## What the task asks
Reproduce the data that follows in its entirety, character for character.

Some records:
+-------+
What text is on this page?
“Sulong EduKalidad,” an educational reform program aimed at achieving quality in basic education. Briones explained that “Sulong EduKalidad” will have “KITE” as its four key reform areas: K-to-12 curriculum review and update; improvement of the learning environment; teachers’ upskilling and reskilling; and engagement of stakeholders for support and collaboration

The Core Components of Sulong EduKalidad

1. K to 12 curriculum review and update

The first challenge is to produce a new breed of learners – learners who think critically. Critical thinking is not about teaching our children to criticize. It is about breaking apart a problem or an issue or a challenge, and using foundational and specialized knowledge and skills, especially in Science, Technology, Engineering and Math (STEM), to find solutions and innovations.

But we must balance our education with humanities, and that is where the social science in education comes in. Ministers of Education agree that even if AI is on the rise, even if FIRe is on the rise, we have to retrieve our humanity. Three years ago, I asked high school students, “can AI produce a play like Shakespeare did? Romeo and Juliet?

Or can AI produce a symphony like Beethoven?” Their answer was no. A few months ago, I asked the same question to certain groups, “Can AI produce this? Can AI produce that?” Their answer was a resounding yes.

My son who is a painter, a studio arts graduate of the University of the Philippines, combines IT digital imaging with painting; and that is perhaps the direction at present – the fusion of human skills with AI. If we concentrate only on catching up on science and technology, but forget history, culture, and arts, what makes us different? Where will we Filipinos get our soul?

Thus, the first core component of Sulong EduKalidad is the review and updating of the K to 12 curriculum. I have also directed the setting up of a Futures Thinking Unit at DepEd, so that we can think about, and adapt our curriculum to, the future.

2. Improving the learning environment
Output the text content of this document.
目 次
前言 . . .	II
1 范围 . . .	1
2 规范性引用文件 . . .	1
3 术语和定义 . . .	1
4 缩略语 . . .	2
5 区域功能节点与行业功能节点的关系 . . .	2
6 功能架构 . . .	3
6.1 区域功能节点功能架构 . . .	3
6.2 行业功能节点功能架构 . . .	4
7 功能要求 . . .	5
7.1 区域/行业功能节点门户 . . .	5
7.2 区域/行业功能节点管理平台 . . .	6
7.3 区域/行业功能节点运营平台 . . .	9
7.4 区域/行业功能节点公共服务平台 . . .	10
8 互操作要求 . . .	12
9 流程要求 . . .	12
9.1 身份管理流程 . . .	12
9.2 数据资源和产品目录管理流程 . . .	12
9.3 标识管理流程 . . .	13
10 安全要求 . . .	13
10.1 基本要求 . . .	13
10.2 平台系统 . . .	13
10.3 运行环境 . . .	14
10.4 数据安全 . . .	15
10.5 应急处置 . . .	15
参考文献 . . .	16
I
+-------+
## Result of the exercise
What text is on this page?
“Sulong EduKalidad,” an educational reform program aimed at achieving quality in basic education. Briones explained that “Sulong EduKalidad” will have “KITE” as its four key reform areas: K-to-12 curriculum review and update; improvement of the learning environment; teachers’ upskilling and reskilling; and engagement of stakeholders for support and collaboration

The Core Components of Sulong EduKalidad

1. K to 12 curriculum review and update

The first challenge is to produce a new breed of learners – learners who think critically. Critical thinking is not about teaching our children to criticize. It is about breaking apart a problem or an issue or a challenge, and using foundational and specialized knowledge and skills, especially in Science, Technology, Engineering and Math (STEM), to find solutions and innovations.

But we must balance our education with humanities, and that is where the social science in education comes in. Ministers of Education agree that even if AI is on the rise, even if FIRe is on the rise, we have to retrieve our humanity. Three years ago, I asked high school students, “can AI produce a play like Shakespeare did? Romeo and Juliet?

Or can AI produce a symphony like Beethoven?” Their answer was no. A few months ago, I asked the same question to certain groups, “Can AI produce this? Can AI produce that?” Their answer was a resounding yes.

My son who is a painter, a studio arts graduate of the University of the Philippines, combines IT digital imaging with painting; and that is perhaps the direction at present – the fusion of human skills with AI. If we concentrate only on catching up on science and technology, but forget history, culture, and arts, what makes us different? Where will we Filipinos get our soul?

Thus, the first core component of Sulong EduKalidad is the review and updating of the K to 12 curriculum. I have also directed the setting up of a Futures Thinking Unit at DepEd, so that we can think about, and adapt our curriculum to, the future.

2. Improving the learning environment
Output the text content of this document.
目 次
前言 . . .	II
1 范围 . . .	1
2 规范性引用文件 . . .	1
3 术语和定义 . . .	1
4 缩略语 . . .	2
5 区域功能节点与行业功能节点的关系 . . .	2
6 功能架构 . . .	3
6.1 区域功能节点功能架构 . . .	3
6.2 行业功能节点功能架构 . . .	4
7 功能要求 . . .	5
7.1 区域/行业功能节点门户 . . .	5
7.2 区域/行业功能节点管理平台 . . .	6
7.3 区域/行业功能节点运营平台 . . .	9
7.4 区域/行业功能节点公共服务平台 . . .	10
8 互操作要求 . . .	12
9 流程要求 . . .	12
9.1 身份管理流程 . . .	12
9.2 数据资源和产品目录管理流程 . . .	12
9.3 标识管理流程 . . .	13
10 安全要求 . . .	13
10.1 基本要求 . . .	13
10.2 平台系统 . . .	13
10.3 运行环境 . . .	14
10.4 数据安全 . . .	15
10.5 应急处置 . . .	15
参考文献 . . .	16
I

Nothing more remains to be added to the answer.